## start Records for the exercise

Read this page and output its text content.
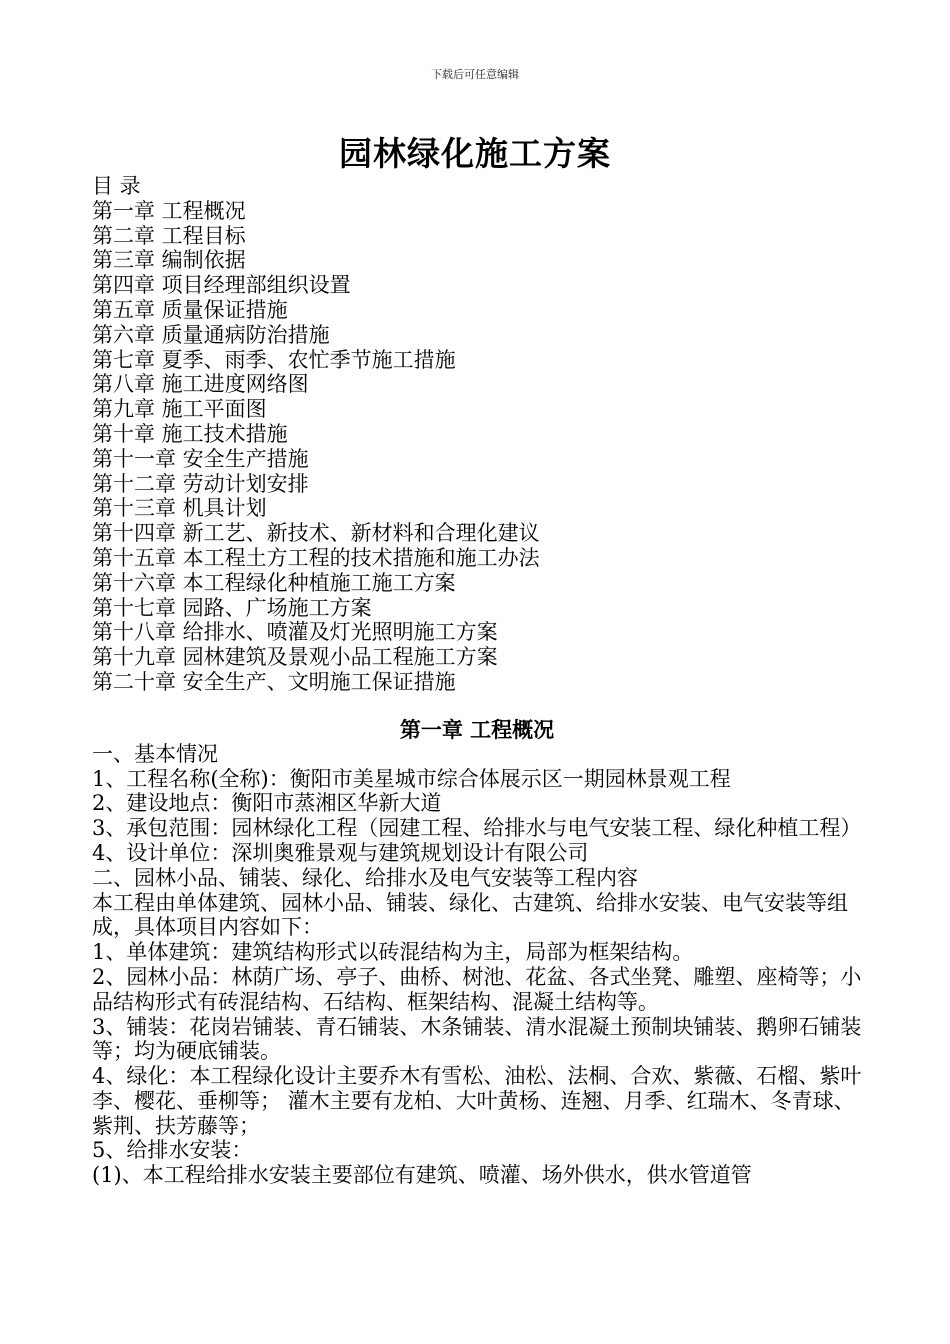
下载后可任意编辑
园林绿化施工方案

目 录

第一章 工程概况

第二章 工程目标

第三章 编制依据

第四章 项目经理部组织设置

第五章 质量保证措施

第六章 质量通病防治措施

第七章 夏季、雨季、农忙季节施工措施

第八章 施工进度网络图

第九章 施工平面图

第十章 施工技术措施

第十一章 安全生产措施

第十二章 劳动计划安排

第十三章 机具计划

第十四章 新工艺、新技术、新材料和合理化建议

第十五章 本工程土方工程的技术措施和施工办法

第十六章 本工程绿化种植施工施工方案

第十七章 园路、广场施工方案

第十八章 给排水、喷灌及灯光照明施工方案

第十九章 园林建筑及景观小品工程施工方案

第二十章 安全生产、文明施工保证措施

第一章 工程概况

一、基本情况

1、工程名称(全称)：衡阳市美星城市综合体展示区一期园林景观工程

2、建设地点：衡阳市蒸湘区华新大道

3、承包范围：园林绿化工程（园建工程、给排水与电气安装工程、绿化种植工程）

4、设计单位：深圳奥雅景观与建筑规划设计有限公司

二、园林小品、铺装、绿化、给排水及电气安装等工程内容

本工程由单体建筑、园林小品、铺装、绿化、古建筑、给排水安装、电气安装等组成，具体项目内容如下：

1、单体建筑：建筑结构形式以砖混结构为主，局部为框架结构。

2、园林小品：林荫广场、亭子、曲桥、树池、花盆、各式坐凳、雕塑、座椅等；小品结构形式有砖混结构、石结构、框架结构、混凝土结构等。

3、铺装：花岗岩铺装、青石铺装、木条铺装、清水混凝土预制块铺装、鹅卵石铺装等；均为硬底铺装。

4、绿化：本工程绿化设计主要乔木有雪松、油松、法桐、合欢、紫薇、石榴、紫叶李、樱花、垂柳等； 灌木主要有龙柏、大叶黄杨、连翘、月季、红瑞木、冬青球、紫荆、扶芳藤等；

5、给排水安装：

(1)、本工程给排水安装主要部位有建筑、喷灌、场外供水，供水管道管
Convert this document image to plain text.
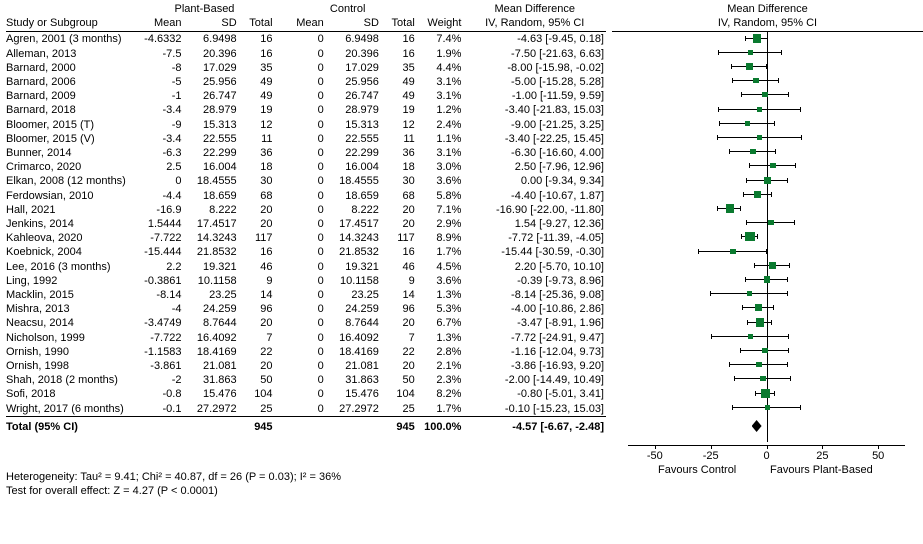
	Plant-Based			Control				Mean Difference
Study or Subgroup	Mean	SD	Total	Mean	SD	Total	Weight	IV, Random, 95% CI
Agren, 2001 (3 months)	-4.6332	6.9498	16	0	6.9498	16	7.4%	-4.63 [-9.45, 0.18]
Alleman, 2013	-7.5	20.396	16	0	20.396	16	1.9%	-7.50 [-21.63, 6.63]
Barnard, 2000	-8	17.029	35	0	17.029	35	4.4%	-8.00 [-15.98, -0.02]
Barnard, 2006	-5	25.956	49	0	25.956	49	3.1%	-5.00 [-15.28, 5.28]
Barnard, 2009	-1	26.747	49	0	26.747	49	3.1%	-1.00 [-11.59, 9.59]
Barnard, 2018	-3.4	28.979	19	0	28.979	19	1.2%	-3.40 [-21.83, 15.03]
Bloomer, 2015 (T)	-9	15.313	12	0	15.313	12	2.4%	-9.00 [-21.25, 3.25]
Bloomer, 2015 (V)	-3.4	22.555	11	0	22.555	11	1.1%	-3.40 [-22.25, 15.45]
Bunner, 2014	-6.3	22.299	36	0	22.299	36	3.1%	-6.30 [-16.60, 4.00]
Crimarco, 2020	2.5	16.004	18	0	16.004	18	3.0%	2.50 [-7.96, 12.96]
Elkan, 2008 (12 months)	0	18.4555	30	0	18.4555	30	3.6%	0.00 [-9.34, 9.34]
Ferdowsian, 2010	-4.4	18.659	68	0	18.659	68	5.8%	-4.40 [-10.67, 1.87]
Hall, 2021	-16.9	8.222	20	0	8.222	20	7.1%	-16.90 [-22.00, -11.80]
Jenkins, 2014	1.5444	17.4517	20	0	17.4517	20	2.9%	1.54 [-9.27, 12.36]
Kahleova, 2020	-7.722	14.3243	117	0	14.3243	117	8.9%	-7.72 [-11.39, -4.05]
Koebnick, 2004	-15.444	21.8532	16	0	21.8532	16	1.7%	-15.44 [-30.59, -0.30]
Lee, 2016 (3 months)	2.2	19.321	46	0	19.321	46	4.5%	2.20 [-5.70, 10.10]
Ling, 1992	-0.3861	10.1158	9	0	10.1158	9	3.6%	-0.39 [-9.73, 8.96]
Macklin, 2015	-8.14	23.25	14	0	23.25	14	1.3%	-8.14 [-25.36, 9.08]
Mishra, 2013	-4	24.259	96	0	24.259	96	5.3%	-4.00 [-10.86, 2.86]
Neacsu, 2014	-3.4749	8.7644	20	0	8.7644	20	6.7%	-3.47 [-8.91, 1.96]
Nicholson, 1999	-7.722	16.4092	7	0	16.4092	7	1.3%	-7.72 [-24.91, 9.47]
Ornish, 1990	-1.1583	18.4169	22	0	18.4169	22	2.8%	-1.16 [-12.04, 9.73]
Ornish, 1998	-3.861	21.081	20	0	21.081	20	2.1%	-3.86 [-16.93, 9.20]
Shah, 2018 (2 months)	-2	31.863	50	0	31.863	50	2.3%	-2.00 [-14.49, 10.49]
Sofi, 2018	-0.8	15.476	104	0	15.476	104	8.2%	-0.80 [-5.01, 3.41]
Wright, 2017 (6 months)	-0.1	27.2972	25	0	27.2972	25	1.7%	-0.10 [-15.23, 15.03]
Total (95% CI)			945			945	100.0%	-4.57 [-6.67, -2.48]
Heterogeneity: Tau² = 9.41; Chi² = 40.87, df = 26 (P = 0.03); I² = 36%
Test for overall effect: Z = 4.27 (P < 0.0001)
Mean Difference
IV, Random, 95% CI
-50	-25	0	25	50
Favours Control	Favours Plant-Based
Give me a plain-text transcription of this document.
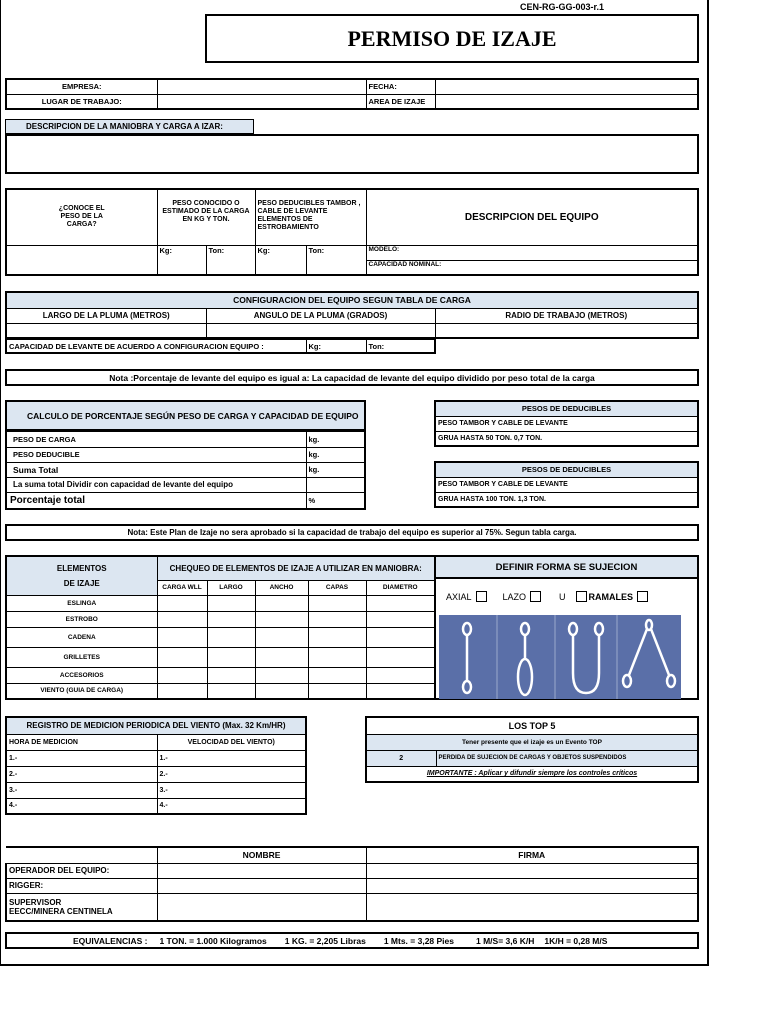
CEN-RG-GG-003-r.1
PERMISO DE IZAJE
EMPRESA:		FECHA:	
LUGAR DE TRABAJO:		AREA DE IZAJE	
DESCRIPCION DE LA MANIOBRA Y CARGA A IZAR:
¿CONOCE EL PESO DE LA CARGA?	PESO CONOCIDO O ESTIMADO DE LA CARGA EN KG Y TON.		PESO DEDUCIBLES TAMBOR , CABLE DE LEVANTE ELEMENTOS DE ESTROBAMIENTO		DESCRIPCION DEL EQUIPO
	Kg:	Ton:	Kg:	Ton:	MODELO:
					CAPACIDAD NOMINAL:
CONFIGURACION DEL EQUIPO SEGUN TABLA DE CARGA		
LARGO DE LA PLUMA (METROS)	ANGULO DE LA PLUMA (GRADOS)	RADIO DE TRABAJO (METROS)

CAPACIDAD DE LEVANTE DE ACUERDO A CONFIGURACION EQUIPO :	Kg:	Ton:
Nota :Porcentaje de levante del equipo es igual a: La capacidad de levante del equipo dividido por peso total de la carga
CALCULO DE PORCENTAJE SEGÚN PESO DE CARGA Y CAPACIDAD DE EQUIPO
PESO DE CARGA	kg.
PESO DEDUCIBLE	kg.
Suma Total	kg.
La suma total Dividir con capacidad de levante del equipo	
Porcentaje total	%
PESOS DE DEDUCIBLES
PESO TAMBOR Y CABLE DE LEVANTE
GRUA HASTA 50 TON. 0,7 TON.
PESOS DE DEDUCIBLES
PESO TAMBOR Y CABLE DE LEVANTE
GRUA HASTA 100 TON. 1,3 TON.
Nota: Este Plan de Izaje no sera aprobado si la capacidad de trabajo del equipo es superior al 75%. Segun tabla carga.
ELEMENTOS
DE IZAJE	CHEQUEO DE ELEMENTOS DE IZAJE A UTILIZAR EN MANIOBRA:				
	CARGA WLL	LARGO	ANCHO	CAPAS	DIAMETRO
ESLINGA					
ESTROBO					
CADENA					
GRILLETES					
ACCESORIOS					
VIENTO (GUIA DE CARGA)					
DEFINIR FORMA SE SUJECION
AXIAL	LAZO	U	RAMALES
REGISTRO DE MEDICION PERIODICA DEL VIENTO (Max. 32 Km/HR)	
HORA DE MEDICION	VELOCIDAD DEL VIENTO)
1.-	1.-
2.-	2.-
3.-	3.-
4.-	4.-
LOS TOP 5
Tener presente que el izaje es un Evento TOP
2	PERDIDA DE SUJECION DE CARGAS Y OBJETOS SUSPENDIDOS
IMPORTANTE : Aplicar y difundir siempre los controles críticos
	NOMBRE	FIRMA
OPERADOR DEL EQUIPO:		
RIGGER:		

SUPERVISOR
EECC/MINERA CENTINELA		

EQUIVALENCIAS : 1 TON. = 1.000 Kilogramos 1 KG. = 2,205 Libras 1 Mts. = 3,28 Pies	1 M/S= 3,6 K/H 1K/H = 0,28 M/S
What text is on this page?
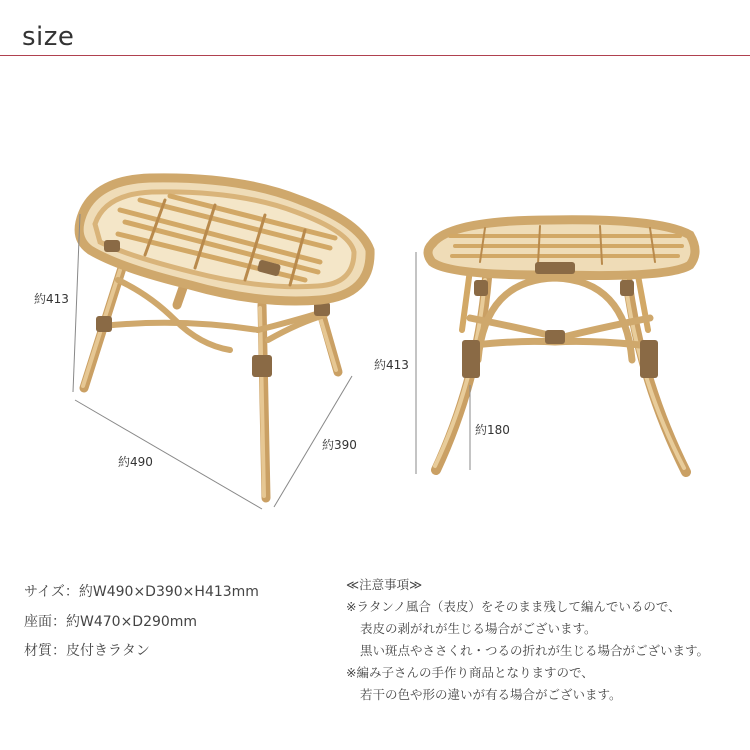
size
約413
約490
約390
約413
約180
サイズ：約W490×D390×H413mm
座面：約W470×D290mm
材質：皮付きラタン
≪注意事項≫
※ラタンノ風合（表皮）をそのまま残して編んでいるので、
表皮の剥がれが生じる場合がございます。
黒い斑点やささくれ・つるの折れが生じる場合がございます。
※編み子さんの手作り商品となりますので、
若干の色や形の違いが有る場合がございます。
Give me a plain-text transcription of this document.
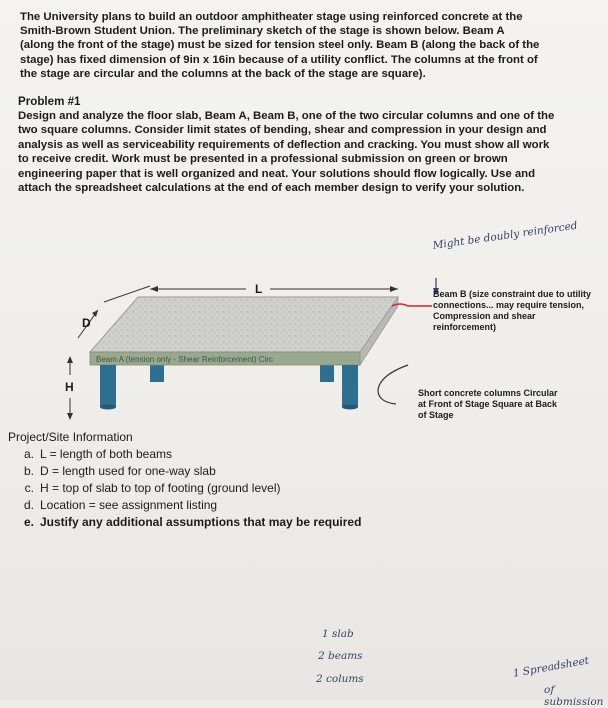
The University plans to build an outdoor amphitheater stage using reinforced concrete at the Smith-Brown Student Union. The preliminary sketch of the stage is shown below. Beam A (along the front of the stage) must be sized for tension steel only. Beam B (along the back of the stage) has fixed dimension of 9in x 16in because of a utility conflict. The columns at the front of the stage are circular and the columns at the back of the stage are square).
Problem #1
Design and analyze the floor slab, Beam A, Beam B, one of the two circular columns and one of the two square columns. Consider limit states of bending, shear and compression in your design and analysis as well as serviceability requirements of deflection and cracking. You must show all work to receive credit. Work must be presented in a professional submission on green or brown engineering paper that is well organized and neat. Your solutions should flow logically. Use and attach the spreadsheet calculations at the end of each member design to verify your solution.
Beam A (tension only - Shear Reinforcement) Circ
L
D
H
Might be doubly reinforced
Beam B (size constraint due to utility connections... may require tension, Compression and shear reinforcement)
Short concrete columns Circular at Front of Stage Square at Back of Stage
Project/Site Information
a. L = length of both beams
b. D = length used for one-way slab
c. H = top of slab to top of footing (ground level)
d. Location = see assignment listing
e. Justify any additional assumptions that may be required
1 slab
2 beams
2 colums	1 Spreadsheet
of submission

## end Records for the exercise

** Written task **
Return only those lines of the records that contain the string "ELEMENTOS".

** Task response **
¿CONOCE EL PESO DE LA CARGA?	PESO CONOCIDO O ESTIMADO DE LA CARGA EN KG Y TON.		PESO DEDUCIBLES TAMBOR , CABLE DE LEVANTE ELEMENTOS DE ESTROBAMIENTO		DESCRIPCION DEL EQUIPO
ELEMENTOS
DE IZAJE	CHEQUEO DE ELEMENTOS DE IZAJE A UTILIZAR EN MANIOBRA:				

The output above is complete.